== Items ==
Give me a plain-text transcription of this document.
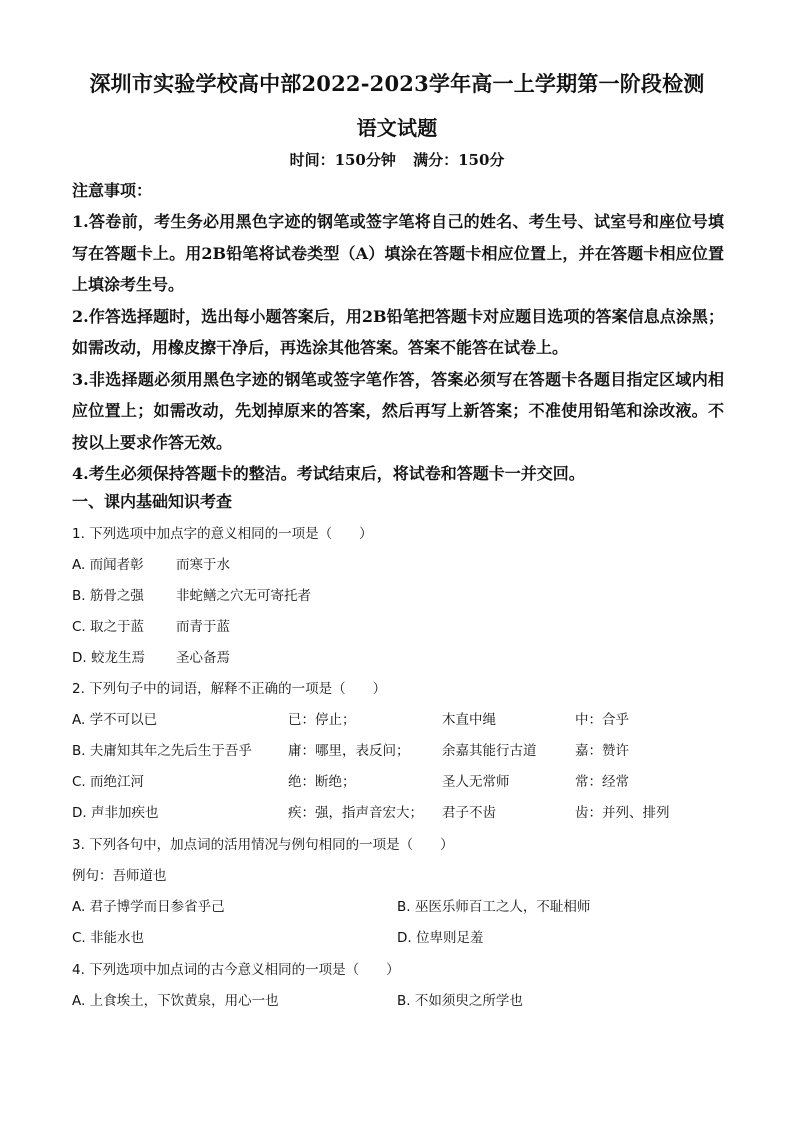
深圳市实验学校高中部2022-2023学年高一上学期第一阶段检测
语文试题
时间：150分钟 满分：150分
注意事项：

1.答卷前，考生务必用黑色字迹的钢笔或签字笔将自己的姓名、考生号、试室号和座位号填写在答题卡上。用2B铅笔将试卷类型（A）填涂在答题卡相应位置上，并在答题卡相应位置上填涂考生号。

2.作答选择题时，选出每小题答案后，用2B铅笔把答题卡对应题目选项的答案信息点涂黑；如需改动，用橡皮擦干净后，再选涂其他答案。答案不能答在试卷上。

3.非选择题必须用黑色字迹的钢笔或签字笔作答，答案必须写在答题卡各题目指定区域内相应位置上；如需改动，先划掉原来的答案，然后再写上新答案；不准使用铅笔和涂改液。不按以上要求作答无效。

4.考生必须保持答题卡的整洁。考试结束后，将试卷和答题卡一并交回。

一、课内基础知识考查
1. 下列选项中加点字的意义相同的一项是（　　）
A. 而闻者彰 而寒于水
B. 筋骨之强 非蛇鳝之穴无可寄托者
C. 取之于蓝 而青于蓝
D. 蛟龙生焉 圣心备焉
2. 下列句子中的词语，解释不正确的一项是（　　）
A. 学不可以已	已：停止；	木直中绳	中：合乎
B. 夫庸知其年之先后生于吾乎	庸：哪里，表反问； 余嘉其能行古道	嘉：赞许
C. 而绝江河	绝：断绝；	圣人无常师	常：经常
D. 声非加疾也	疾：强，指声音宏大； 君子不齿	齿：并列、排列
3. 下列各句中，加点词的活用情况与例句相同的一项是（　　）
例句：吾师道也
A. 君子博学而日参省乎己	B. 巫医乐师百工之人，不耻相师
C. 非能水也	D. 位卑则足羞
4. 下列选项中加点词的古今意义相同的一项是（　　）
A. 上食埃土，下饮黄泉，用心一也	B. 不如须臾之所学也
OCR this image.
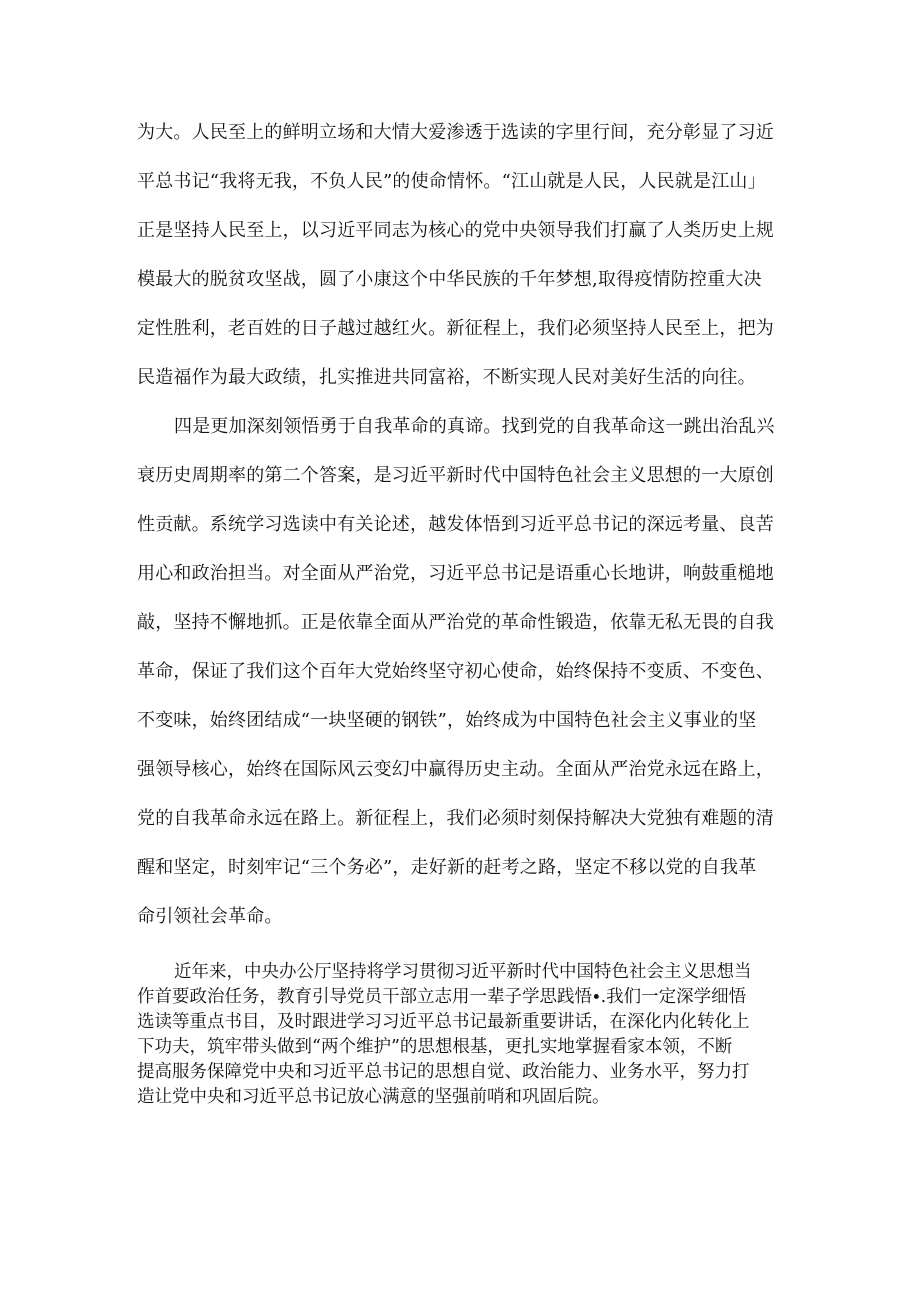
为大。人民至上的鲜明立场和大情大爱渗透于选读的字里行间，充分彰显了习近

平总书记“我将无我，不负人民”的使命情怀。“江山就是人民，人民就是江山」

正是坚持人民至上，以习近平同志为核心的党中央领导我们打赢了人类历史上规

模最大的脱贫攻坚战，圆了小康这个中华民族的千年梦想,取得疫情防控重大决

定性胜利，老百姓的日子越过越红火。新征程上，我们必须坚持人民至上，把为

民造福作为最大政绩，扎实推进共同富裕，不断实现人民对美好生活的向往。

四是更加深刻领悟勇于自我革命的真谛。找到党的自我革命这一跳出治乱兴

衰历史周期率的第二个答案，是习近平新时代中国特色社会主义思想的一大原创

性贡献。系统学习选读中有关论述，越发体悟到习近平总书记的深远考量、良苦

用心和政治担当。对全面从严治党，习近平总书记是语重心长地讲，响鼓重槌地

敲，坚持不懈地抓。正是依靠全面从严治党的革命性锻造，依靠无私无畏的自我

革命，保证了我们这个百年大党始终坚守初心使命，始终保持不变质、不变色、

不变味，始终团结成“一块坚硬的钢铁”，始终成为中国特色社会主义事业的坚

强领导核心，始终在国际风云变幻中赢得历史主动。全面从严治党永远在路上，

党的自我革命永远在路上。新征程上，我们必须时刻保持解决大党独有难题的清

醒和坚定，时刻牢记“三个务必”，走好新的赶考之路，坚定不移以党的自我革

命引领社会革命。

近年来，中央办公厅坚持将学习贯彻习近平新时代中国特色社会主义思想当

作首要政治任务，教育引导党员干部立志用一辈子学思践悟∙.我们一定深学细悟

选读等重点书目，及时跟进学习习近平总书记最新重要讲话，在深化内化转化上

下功夫，筑牢带头做到“两个维护”的思想根基，更扎实地掌握看家本领，不断

提高服务保障党中央和习近平总书记的思想自觉、政治能力、业务水平，努力打

造让党中央和习近平总书记放心满意的坚强前哨和巩固后院。
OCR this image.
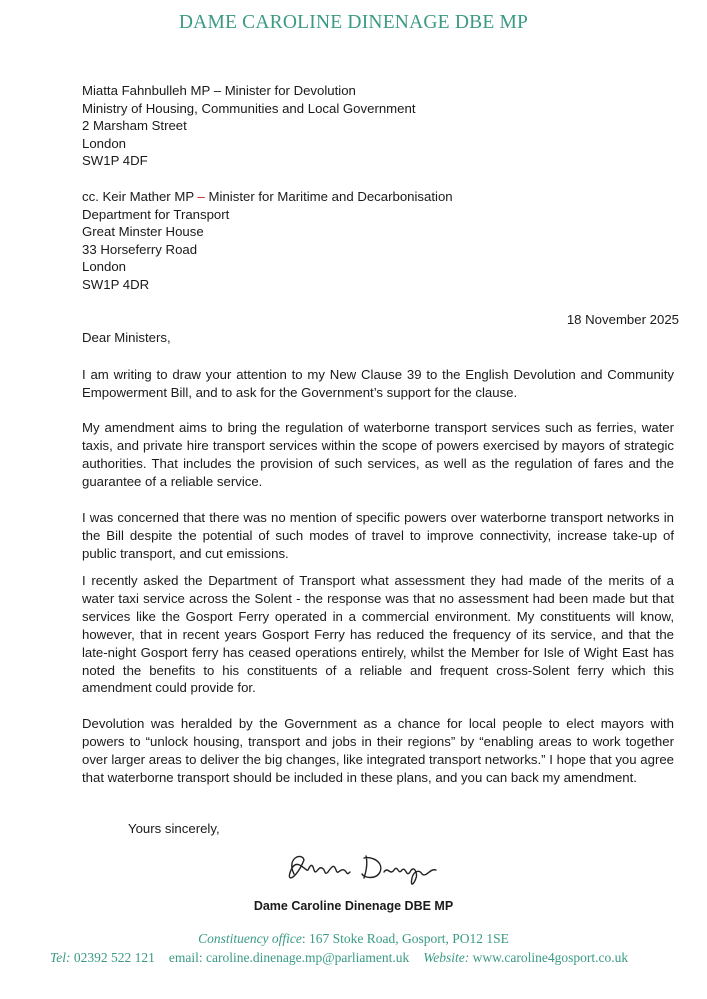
DAME CAROLINE DINENAGE DBE MP
Miatta Fahnbulleh MP – Minister for Devolution
Ministry of Housing, Communities and Local Government
2 Marsham Street
London
SW1P 4DF
cc. Keir Mather MP – Minister for Maritime and Decarbonisation
Department for Transport
Great Minster House
33 Horseferry Road
London
SW1P 4DR
18 November 2025
Dear Ministers,
I am writing to draw your attention to my New Clause 39 to the English Devolution and Community Empowerment Bill, and to ask for the Government’s support for the clause.
My amendment aims to bring the regulation of waterborne transport services such as ferries, water taxis, and private hire transport services within the scope of powers exercised by mayors of strategic authorities. That includes the provision of such services, as well as the regulation of fares and the guarantee of a reliable service.
I was concerned that there was no mention of specific powers over waterborne transport networks in the Bill despite the potential of such modes of travel to improve connectivity, increase take-up of public transport, and cut emissions.
I recently asked the Department of Transport what assessment they had made of the merits of a water taxi service across the Solent - the response was that no assessment had been made but that services like the Gosport Ferry operated in a commercial environment. My constituents will know, however, that in recent years Gosport Ferry has reduced the frequency of its service, and that the late-night Gosport ferry has ceased operations entirely, whilst the Member for Isle of Wight East has noted the benefits to his constituents of a reliable and frequent cross-Solent ferry which this amendment could provide for.
Devolution was heralded by the Government as a chance for local people to elect mayors with powers to “unlock housing, transport and jobs in their regions” by “enabling areas to work together over larger areas to deliver the big changes, like integrated transport networks.” I hope that you agree that waterborne transport should be included in these plans, and you can back my amendment.
Yours sincerely,
Dame Caroline Dinenage DBE MP
Constituency office: 167 Stoke Road, Gosport, PO12 1SE
Tel: 02392 522 121 email: caroline.dinenage.mp@parliament.uk Website: www.caroline4gosport.co.uk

== Requirement ==
Copy out every line holding the string "Road".

== Solution to this problem ==
33 Horseferry Road
Constituency office: 167 Stoke Road, Gosport, PO12 1SE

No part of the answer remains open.